SET TASK
Transcribe every line exactly. Leave the pictures behind.

--- START OF INFORMATION SUPPLIED ---

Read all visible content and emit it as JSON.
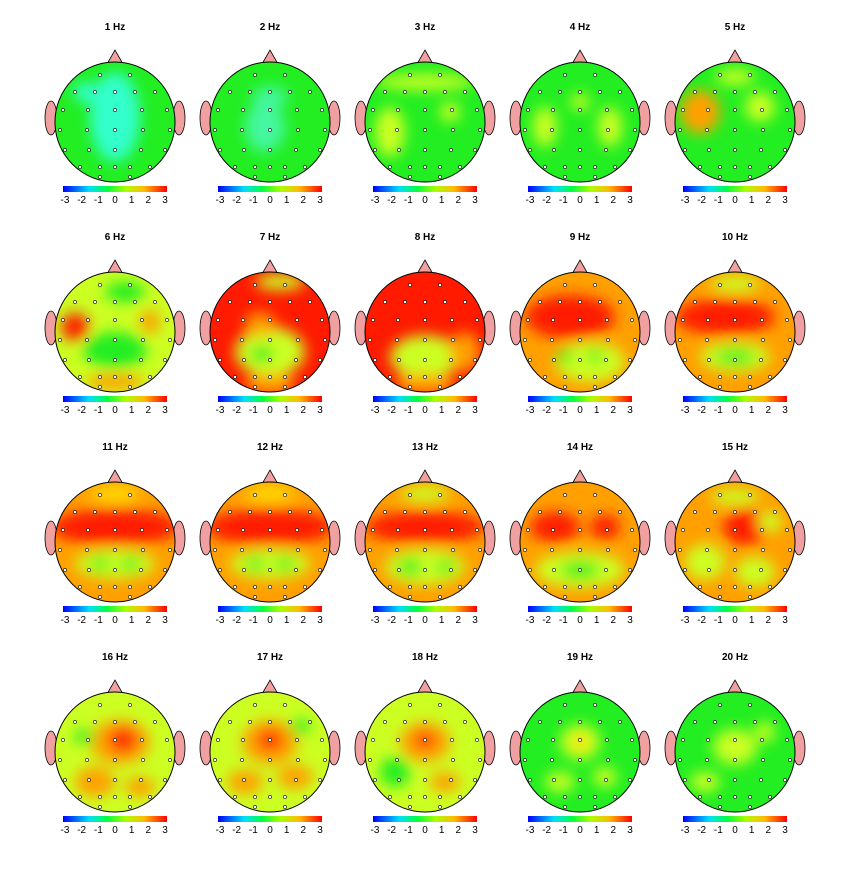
{
  "panels": [
    {
      "title": "1 Hz"
    },
    {
      "title": "2 Hz"
    },
    {
      "title": "3 Hz"
    },
    {
      "title": "4 Hz"
    },
    {
      "title": "5 Hz"
    },
    {
      "title": "6 Hz"
    },
    {
      "title": "7 Hz"
    },
    {
      "title": "8 Hz"
    },
    {
      "title": "9 Hz"
    },
    {
      "title": "10 Hz"
    },
    {
      "title": "11 Hz"
    },
    {
      "title": "12 Hz"
    },
    {
      "title": "13 Hz"
    },
    {
      "title": "14 Hz"
    },
    {
      "title": "15 Hz"
    },
    {
      "title": "16 Hz"
    },
    {
      "title": "17 Hz"
    },
    {
      "title": "18 Hz"
    },
    {
      "title": "19 Hz"
    },
    {
      "title": "20 Hz"
    }
  ],
  "colorbar": {
    "ticks": [
      -3,
      -2,
      -1,
      0,
      1,
      2,
      3
    ]
  }
}
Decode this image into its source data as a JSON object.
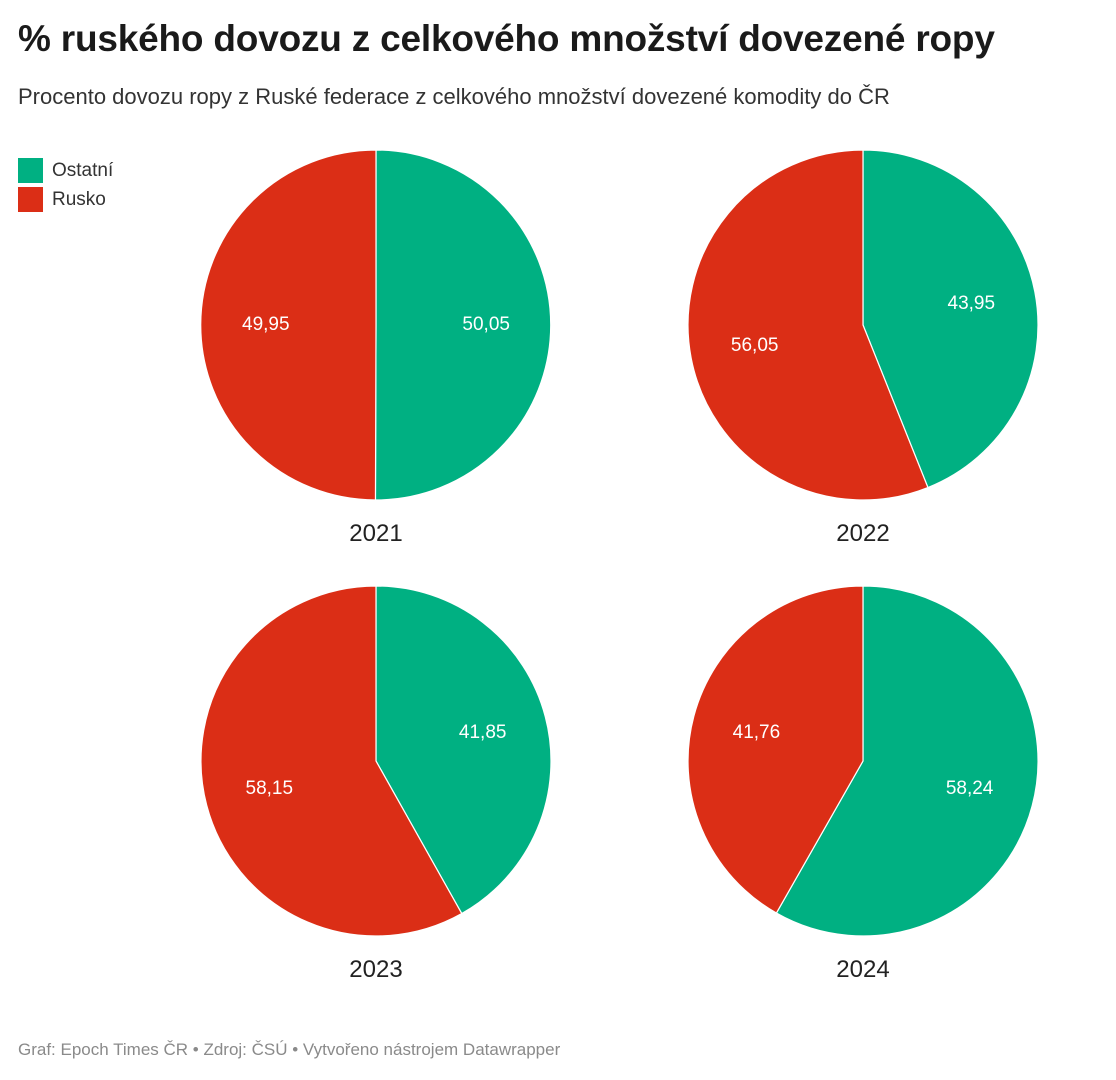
{
  "title": "% ruského dovozu z celkového množství dovezené ropy",
  "subtitle": "Procento dovozu ropy z Ruské federace z celkového množství dovezené komodity do ČR",
  "legend": [
    {
      "label": "Ostatní",
      "color": "#00b082"
    },
    {
      "label": "Rusko",
      "color": "#db2e16"
    }
  ],
  "footer": "Graf: Epoch Times ČR • Zdroj: ČSÚ • Vytvořeno nástrojem Datawrapper",
  "chart_data": [
    {
      "type": "pie",
      "label": "2021",
      "slices": [
        {
          "name": "Ostatní",
          "value": 50.05,
          "label": "50,05",
          "color": "#00b082"
        },
        {
          "name": "Rusko",
          "value": 49.95,
          "label": "49,95",
          "color": "#db2e16"
        }
      ]
    },
    {
      "type": "pie",
      "label": "2022",
      "slices": [
        {
          "name": "Ostatní",
          "value": 43.95,
          "label": "43,95",
          "color": "#00b082"
        },
        {
          "name": "Rusko",
          "value": 56.05,
          "label": "56,05",
          "color": "#db2e16"
        }
      ]
    },
    {
      "type": "pie",
      "label": "2023",
      "slices": [
        {
          "name": "Ostatní",
          "value": 41.85,
          "label": "41,85",
          "color": "#00b082"
        },
        {
          "name": "Rusko",
          "value": 58.15,
          "label": "58,15",
          "color": "#db2e16"
        }
      ]
    },
    {
      "type": "pie",
      "label": "2024",
      "slices": [
        {
          "name": "Ostatní",
          "value": 58.24,
          "label": "58,24",
          "color": "#00b082"
        },
        {
          "name": "Rusko",
          "value": 41.76,
          "label": "41,76",
          "color": "#db2e16"
        }
      ]
    }
  ]
}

--- END OF INFORMATION SUPPLIED ---

EXERCISE RESPONSE
Read all visible content and emit it as JSON.
{
  "panels": [
    {
      "title": "1 Hz"
    },
    {
      "title": "2 Hz"
    },
    {
      "title": "3 Hz"
    },
    {
      "title": "4 Hz"
    },
    {
      "title": "5 Hz"
    },
    {
      "title": "6 Hz"
    },
    {
      "title": "7 Hz"
    },
    {
      "title": "8 Hz"
    },
    {
      "title": "9 Hz"
    },
    {
      "title": "10 Hz"
    },
    {
      "title": "11 Hz"
    },
    {
      "title": "12 Hz"
    },
    {
      "title": "13 Hz"
    },
    {
      "title": "14 Hz"
    },
    {
      "title": "15 Hz"
    },
    {
      "title": "16 Hz"
    },
    {
      "title": "17 Hz"
    },
    {
      "title": "18 Hz"
    },
    {
      "title": "19 Hz"
    },
    {
      "title": "20 Hz"
    }
  ],
  "colorbar": {
    "ticks": [
      -3,
      -2,
      -1,
      0,
      1,
      2,
      3
    ]
  }
}
Decode this image into its source data as a JSON object.
{
  "title": "% ruského dovozu z celkového množství dovezené ropy",
  "subtitle": "Procento dovozu ropy z Ruské federace z celkového množství dovezené komodity do ČR",
  "legend": [
    {
      "label": "Ostatní",
      "color": "#00b082"
    },
    {
      "label": "Rusko",
      "color": "#db2e16"
    }
  ],
  "footer": "Graf: Epoch Times ČR • Zdroj: ČSÚ • Vytvořeno nástrojem Datawrapper",
  "chart_data": [
    {
      "type": "pie",
      "label": "2021",
      "slices": [
        {
          "name": "Ostatní",
          "value": 50.05,
          "label": "50,05",
          "color": "#00b082"
        },
        {
          "name": "Rusko",
          "value": 49.95,
          "label": "49,95",
          "color": "#db2e16"
        }
      ]
    },
    {
      "type": "pie",
      "label": "2022",
      "slices": [
        {
          "name": "Ostatní",
          "value": 43.95,
          "label": "43,95",
          "color": "#00b082"
        },
        {
          "name": "Rusko",
          "value": 56.05,
          "label": "56,05",
          "color": "#db2e16"
        }
      ]
    },
    {
      "type": "pie",
      "label": "2023",
      "slices": [
        {
          "name": "Ostatní",
          "value": 41.85,
          "label": "41,85",
          "color": "#00b082"
        },
        {
          "name": "Rusko",
          "value": 58.15,
          "label": "58,15",
          "color": "#db2e16"
        }
      ]
    },
    {
      "type": "pie",
      "label": "2024",
      "slices": [
        {
          "name": "Ostatní",
          "value": 58.24,
          "label": "58,24",
          "color": "#00b082"
        },
        {
          "name": "Rusko",
          "value": 41.76,
          "label": "41,76",
          "color": "#db2e16"
        }
      ]
    }
  ]
}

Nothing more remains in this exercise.